*Stored records:*
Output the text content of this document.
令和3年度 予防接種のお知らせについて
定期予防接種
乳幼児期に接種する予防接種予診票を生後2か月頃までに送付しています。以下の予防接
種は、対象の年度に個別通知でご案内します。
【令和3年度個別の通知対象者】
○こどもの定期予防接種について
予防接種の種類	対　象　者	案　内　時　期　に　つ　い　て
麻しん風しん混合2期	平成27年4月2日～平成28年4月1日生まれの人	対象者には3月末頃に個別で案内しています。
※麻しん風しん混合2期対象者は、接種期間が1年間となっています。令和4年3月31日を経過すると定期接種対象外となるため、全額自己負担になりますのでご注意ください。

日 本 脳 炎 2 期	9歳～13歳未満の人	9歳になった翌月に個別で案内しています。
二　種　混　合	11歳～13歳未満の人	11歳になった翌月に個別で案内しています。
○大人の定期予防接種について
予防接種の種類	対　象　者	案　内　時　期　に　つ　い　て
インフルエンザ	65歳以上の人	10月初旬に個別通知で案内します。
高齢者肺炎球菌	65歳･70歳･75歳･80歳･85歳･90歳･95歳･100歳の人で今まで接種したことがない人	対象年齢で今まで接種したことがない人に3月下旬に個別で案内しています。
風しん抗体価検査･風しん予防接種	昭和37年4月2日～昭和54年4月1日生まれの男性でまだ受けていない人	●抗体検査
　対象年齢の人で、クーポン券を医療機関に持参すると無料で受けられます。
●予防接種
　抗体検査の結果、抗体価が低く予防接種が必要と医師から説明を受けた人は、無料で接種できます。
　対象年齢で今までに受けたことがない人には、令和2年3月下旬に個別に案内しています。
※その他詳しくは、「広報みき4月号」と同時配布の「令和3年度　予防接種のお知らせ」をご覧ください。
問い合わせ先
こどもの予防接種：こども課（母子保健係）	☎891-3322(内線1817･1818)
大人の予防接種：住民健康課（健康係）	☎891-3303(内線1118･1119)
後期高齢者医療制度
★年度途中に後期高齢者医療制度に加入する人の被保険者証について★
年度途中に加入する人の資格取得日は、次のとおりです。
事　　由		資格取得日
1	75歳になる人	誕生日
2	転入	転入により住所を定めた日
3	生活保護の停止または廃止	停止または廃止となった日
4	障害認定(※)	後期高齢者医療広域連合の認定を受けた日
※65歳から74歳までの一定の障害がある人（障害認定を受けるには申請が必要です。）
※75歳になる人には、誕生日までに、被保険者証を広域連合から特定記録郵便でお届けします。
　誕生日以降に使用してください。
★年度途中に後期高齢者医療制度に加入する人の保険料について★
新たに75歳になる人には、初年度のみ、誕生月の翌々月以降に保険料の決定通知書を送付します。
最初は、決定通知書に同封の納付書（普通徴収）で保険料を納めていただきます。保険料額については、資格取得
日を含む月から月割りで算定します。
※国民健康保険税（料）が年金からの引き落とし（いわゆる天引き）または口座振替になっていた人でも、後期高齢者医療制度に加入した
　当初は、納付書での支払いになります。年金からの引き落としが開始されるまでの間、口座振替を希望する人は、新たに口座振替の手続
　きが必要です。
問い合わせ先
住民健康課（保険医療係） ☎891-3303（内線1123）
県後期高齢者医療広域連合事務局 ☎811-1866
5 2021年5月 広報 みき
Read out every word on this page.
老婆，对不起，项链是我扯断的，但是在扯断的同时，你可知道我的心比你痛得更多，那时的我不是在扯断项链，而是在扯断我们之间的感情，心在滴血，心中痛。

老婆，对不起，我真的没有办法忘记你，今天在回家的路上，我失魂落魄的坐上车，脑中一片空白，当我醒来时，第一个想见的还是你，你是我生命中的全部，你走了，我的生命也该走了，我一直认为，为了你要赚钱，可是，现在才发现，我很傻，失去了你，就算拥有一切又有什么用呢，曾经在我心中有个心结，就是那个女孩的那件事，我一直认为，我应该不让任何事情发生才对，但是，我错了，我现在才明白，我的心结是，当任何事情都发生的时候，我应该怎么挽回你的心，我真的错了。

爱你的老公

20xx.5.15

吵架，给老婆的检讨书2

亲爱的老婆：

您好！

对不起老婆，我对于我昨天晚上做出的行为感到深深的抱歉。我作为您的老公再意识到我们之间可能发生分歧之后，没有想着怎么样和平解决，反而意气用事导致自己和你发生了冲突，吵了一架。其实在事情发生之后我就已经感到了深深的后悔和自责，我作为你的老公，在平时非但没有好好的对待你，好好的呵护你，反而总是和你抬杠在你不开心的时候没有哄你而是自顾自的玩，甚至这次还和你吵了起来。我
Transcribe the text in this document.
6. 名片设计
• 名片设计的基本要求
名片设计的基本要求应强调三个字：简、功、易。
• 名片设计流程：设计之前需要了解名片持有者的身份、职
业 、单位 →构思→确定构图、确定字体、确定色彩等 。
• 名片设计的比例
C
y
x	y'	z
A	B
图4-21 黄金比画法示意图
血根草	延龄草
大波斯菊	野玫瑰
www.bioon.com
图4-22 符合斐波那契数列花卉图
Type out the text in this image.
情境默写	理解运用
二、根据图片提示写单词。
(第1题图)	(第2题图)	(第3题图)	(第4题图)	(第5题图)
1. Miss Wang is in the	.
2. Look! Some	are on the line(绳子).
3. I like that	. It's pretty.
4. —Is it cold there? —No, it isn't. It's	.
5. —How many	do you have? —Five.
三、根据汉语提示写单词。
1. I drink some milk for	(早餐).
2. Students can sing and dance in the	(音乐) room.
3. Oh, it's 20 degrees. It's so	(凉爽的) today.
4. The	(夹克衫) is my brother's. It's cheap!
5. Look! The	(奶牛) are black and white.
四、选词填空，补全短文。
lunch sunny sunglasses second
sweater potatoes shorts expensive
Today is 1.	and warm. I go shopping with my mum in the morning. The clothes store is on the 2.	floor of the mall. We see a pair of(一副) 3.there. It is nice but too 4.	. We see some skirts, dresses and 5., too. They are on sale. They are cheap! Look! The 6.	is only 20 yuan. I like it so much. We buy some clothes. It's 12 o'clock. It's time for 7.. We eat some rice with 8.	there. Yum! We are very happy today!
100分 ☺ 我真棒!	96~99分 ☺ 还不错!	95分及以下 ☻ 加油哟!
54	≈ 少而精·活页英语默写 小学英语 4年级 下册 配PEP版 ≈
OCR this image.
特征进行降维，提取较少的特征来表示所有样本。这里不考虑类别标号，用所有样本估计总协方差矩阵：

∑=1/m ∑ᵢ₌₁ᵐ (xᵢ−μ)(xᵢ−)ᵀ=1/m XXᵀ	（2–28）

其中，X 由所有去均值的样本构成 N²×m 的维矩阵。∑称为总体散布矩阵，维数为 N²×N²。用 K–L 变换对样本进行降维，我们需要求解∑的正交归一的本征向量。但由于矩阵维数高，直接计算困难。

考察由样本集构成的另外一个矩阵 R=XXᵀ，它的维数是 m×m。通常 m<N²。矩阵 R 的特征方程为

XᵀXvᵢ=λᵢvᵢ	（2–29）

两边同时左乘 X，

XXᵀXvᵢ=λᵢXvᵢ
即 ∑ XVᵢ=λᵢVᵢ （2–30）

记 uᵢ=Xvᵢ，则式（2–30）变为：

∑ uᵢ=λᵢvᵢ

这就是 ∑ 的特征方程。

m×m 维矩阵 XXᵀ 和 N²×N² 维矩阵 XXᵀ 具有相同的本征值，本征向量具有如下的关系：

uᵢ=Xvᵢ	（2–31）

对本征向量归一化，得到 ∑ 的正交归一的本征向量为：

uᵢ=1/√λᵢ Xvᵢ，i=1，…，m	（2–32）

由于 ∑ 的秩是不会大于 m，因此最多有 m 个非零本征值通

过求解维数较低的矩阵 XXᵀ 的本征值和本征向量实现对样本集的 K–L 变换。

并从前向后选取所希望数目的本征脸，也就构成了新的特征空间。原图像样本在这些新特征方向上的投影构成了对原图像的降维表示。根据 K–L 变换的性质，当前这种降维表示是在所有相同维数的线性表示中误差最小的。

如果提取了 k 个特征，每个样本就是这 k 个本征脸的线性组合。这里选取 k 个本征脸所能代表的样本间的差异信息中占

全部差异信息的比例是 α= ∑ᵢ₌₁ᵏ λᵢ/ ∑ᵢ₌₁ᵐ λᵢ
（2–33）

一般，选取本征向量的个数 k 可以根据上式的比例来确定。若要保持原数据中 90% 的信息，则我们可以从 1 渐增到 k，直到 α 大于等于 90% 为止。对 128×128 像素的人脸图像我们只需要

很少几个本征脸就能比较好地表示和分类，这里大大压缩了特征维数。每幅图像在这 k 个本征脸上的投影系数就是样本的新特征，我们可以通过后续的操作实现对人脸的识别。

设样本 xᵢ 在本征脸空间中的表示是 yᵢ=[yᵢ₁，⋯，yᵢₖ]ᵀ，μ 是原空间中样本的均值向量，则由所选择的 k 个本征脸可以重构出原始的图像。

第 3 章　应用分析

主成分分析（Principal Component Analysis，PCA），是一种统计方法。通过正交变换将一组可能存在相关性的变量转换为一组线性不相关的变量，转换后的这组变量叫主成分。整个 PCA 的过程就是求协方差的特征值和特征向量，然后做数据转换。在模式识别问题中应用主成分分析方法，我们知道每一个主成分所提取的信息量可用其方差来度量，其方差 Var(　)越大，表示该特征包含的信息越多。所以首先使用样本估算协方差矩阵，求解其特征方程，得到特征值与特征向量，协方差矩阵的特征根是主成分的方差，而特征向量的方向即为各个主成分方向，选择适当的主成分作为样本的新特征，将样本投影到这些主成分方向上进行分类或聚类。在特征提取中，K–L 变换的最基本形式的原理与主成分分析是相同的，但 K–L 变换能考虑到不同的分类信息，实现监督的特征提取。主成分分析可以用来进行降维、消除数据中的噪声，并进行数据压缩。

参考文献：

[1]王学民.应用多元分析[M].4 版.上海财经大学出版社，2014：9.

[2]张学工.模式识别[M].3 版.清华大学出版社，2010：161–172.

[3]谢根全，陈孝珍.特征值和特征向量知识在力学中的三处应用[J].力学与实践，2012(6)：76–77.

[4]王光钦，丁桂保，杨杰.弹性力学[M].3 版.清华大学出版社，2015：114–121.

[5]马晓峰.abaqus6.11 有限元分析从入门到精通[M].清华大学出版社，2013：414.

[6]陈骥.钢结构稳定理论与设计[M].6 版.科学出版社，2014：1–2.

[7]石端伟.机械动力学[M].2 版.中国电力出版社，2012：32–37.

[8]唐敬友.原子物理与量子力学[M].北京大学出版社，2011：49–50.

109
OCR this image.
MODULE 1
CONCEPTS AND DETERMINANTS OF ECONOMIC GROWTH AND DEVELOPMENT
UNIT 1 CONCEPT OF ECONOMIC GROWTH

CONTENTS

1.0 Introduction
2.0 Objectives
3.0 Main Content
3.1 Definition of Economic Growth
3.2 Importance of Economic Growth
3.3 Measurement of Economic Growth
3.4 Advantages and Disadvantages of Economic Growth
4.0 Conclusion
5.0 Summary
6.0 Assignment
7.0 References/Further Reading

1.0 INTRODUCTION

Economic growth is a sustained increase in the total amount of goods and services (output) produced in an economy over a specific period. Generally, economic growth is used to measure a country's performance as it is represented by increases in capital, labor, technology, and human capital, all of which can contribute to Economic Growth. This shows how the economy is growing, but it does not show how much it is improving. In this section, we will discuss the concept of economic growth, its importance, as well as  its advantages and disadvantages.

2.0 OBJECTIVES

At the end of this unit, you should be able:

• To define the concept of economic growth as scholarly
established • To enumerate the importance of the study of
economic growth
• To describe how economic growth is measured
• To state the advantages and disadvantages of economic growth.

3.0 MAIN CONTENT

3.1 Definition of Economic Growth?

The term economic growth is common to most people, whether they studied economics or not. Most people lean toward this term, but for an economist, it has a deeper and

*SHORT EXERCISE:* Out of the preceding entries, pull every line containing the string "this".

*REPLY:*
Output the text content of this document.
Read out every word on this page.
Transcribe the text in this document.
Type out the text in this image.
OCR this image.
OCR this image.
Economic growth is a sustained increase in the total amount of goods and services (output) produced in an economy over a specific period. Generally, economic growth is used to measure a country's performance as it is represented by increases in capital, labor, technology, and human capital, all of which can contribute to Economic Growth. This shows how the economy is growing, but it does not show how much it is improving. In this section, we will discuss the concept of economic growth, its importance, as well as  its advantages and disadvantages.
At the end of this unit, you should be able:
The term economic growth is common to most people, whether they studied economics or not. Most people lean toward this term, but for an economist, it has a deeper and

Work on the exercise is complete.